Count how many lines contain the word "приёме". Please give only the number.

══ DATASET RECORDS

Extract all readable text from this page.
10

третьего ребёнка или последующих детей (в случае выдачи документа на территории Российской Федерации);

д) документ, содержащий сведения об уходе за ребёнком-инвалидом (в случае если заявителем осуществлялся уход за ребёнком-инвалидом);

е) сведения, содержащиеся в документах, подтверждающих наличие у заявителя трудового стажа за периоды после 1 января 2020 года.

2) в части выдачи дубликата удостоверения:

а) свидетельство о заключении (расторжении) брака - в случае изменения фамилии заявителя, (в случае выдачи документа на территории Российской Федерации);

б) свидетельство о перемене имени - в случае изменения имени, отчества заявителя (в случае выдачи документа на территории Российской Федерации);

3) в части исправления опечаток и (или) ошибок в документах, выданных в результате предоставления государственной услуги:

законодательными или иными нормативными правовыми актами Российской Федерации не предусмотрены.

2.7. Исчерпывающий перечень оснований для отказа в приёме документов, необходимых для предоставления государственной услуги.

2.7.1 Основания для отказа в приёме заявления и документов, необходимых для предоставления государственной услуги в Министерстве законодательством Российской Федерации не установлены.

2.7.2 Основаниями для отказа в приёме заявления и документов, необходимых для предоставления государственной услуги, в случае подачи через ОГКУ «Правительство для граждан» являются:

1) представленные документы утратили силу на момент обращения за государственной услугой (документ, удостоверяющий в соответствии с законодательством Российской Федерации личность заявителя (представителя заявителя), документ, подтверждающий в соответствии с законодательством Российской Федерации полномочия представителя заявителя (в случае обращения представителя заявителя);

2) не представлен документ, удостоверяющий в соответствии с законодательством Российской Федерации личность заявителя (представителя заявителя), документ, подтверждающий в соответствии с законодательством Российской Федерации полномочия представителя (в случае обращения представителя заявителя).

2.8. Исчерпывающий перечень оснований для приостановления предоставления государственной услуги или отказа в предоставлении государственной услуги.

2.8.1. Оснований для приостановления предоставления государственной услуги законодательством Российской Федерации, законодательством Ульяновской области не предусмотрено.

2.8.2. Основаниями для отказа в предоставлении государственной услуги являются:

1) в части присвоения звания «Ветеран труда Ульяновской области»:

════

▶ **WRITTEN SOLUTION**:
3